* [Required task]
Scan the entries for the string "utopias" and give the number of lines that have it, nothing further.

☆ ☆ ☆ ☆ ☆ ☆ ☆

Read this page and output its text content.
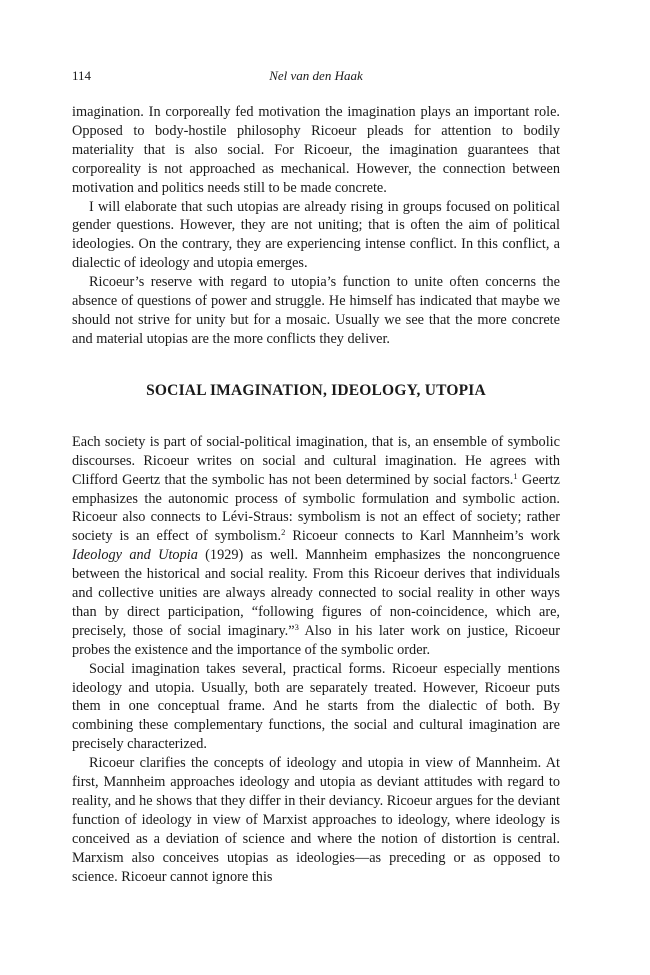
114	Nel van den Haak

imagination. In corporeally fed motivation the imagination plays an important role. Opposed to body-hostile philosophy Ricoeur pleads for attention to bodily materiality that is also social. For Ricoeur, the imagination guarantees that corporeality is not approached as mechanical. However, the connection between motivation and politics needs still to be made concrete.

I will elaborate that such utopias are already rising in groups focused on political gender questions. However, they are not uniting; that is often the aim of political ideologies. On the contrary, they are experiencing intense conflict. In this conflict, a dialectic of ideology and utopia emerges.

Ricoeur’s reserve with regard to utopia’s function to unite often concerns the absence of questions of power and struggle. He himself has indicated that maybe we should not strive for unity but for a mosaic. Usually we see that the more concrete and material utopias are the more conflicts they deliver.

SOCIAL IMAGINATION, IDEOLOGY, UTOPIA

Each society is part of social-political imagination, that is, an ensemble of symbolic discourses. Ricoeur writes on social and cultural imagination. He agrees with Clifford Geertz that the symbolic has not been determined by social factors.$^1$ Geertz emphasizes the autonomic process of symbolic formulation and symbolic action. Ricoeur also connects to Lévi-Straus: symbolism is not an effect of society; rather society is an effect of symbolism.$^2$ Ricoeur connects to Karl Mannheim’s work Ideology and Utopia (1929) as well. Mannheim emphasizes the noncongruence between the historical and social reality. From this Ricoeur derives that individuals and collective unities are always already connected to social reality in other ways than by direct participation, “following figures of non-coincidence, which are, precisely, those of social imaginary.”$^3$ Also in his later work on justice, Ricoeur probes the existence and the importance of the symbolic order.

Social imagination takes several, practical forms. Ricoeur especially mentions ideology and utopia. Usually, both are separately treated. However, Ricoeur puts them in one conceptual frame. And he starts from the dialectic of both. By combining these complementary functions, the social and cultural imagination are precisely characterized.

Ricoeur clarifies the concepts of ideology and utopia in view of Mannheim. At first, Mannheim approaches ideology and utopia as deviant attitudes with regard to reality, and he shows that they differ in their deviancy. Ricoeur argues for the deviant function of ideology in view of Marxist approaches to ideology, where ideology is conceived as a deviation of science and where the notion of distortion is central. Marxism also conceives utopias as ideologies—as preceding or as opposed to science. Ricoeur cannot ignore this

☆ ☆ ☆ ☆ ☆ ☆ ☆

* [Answer in full]
3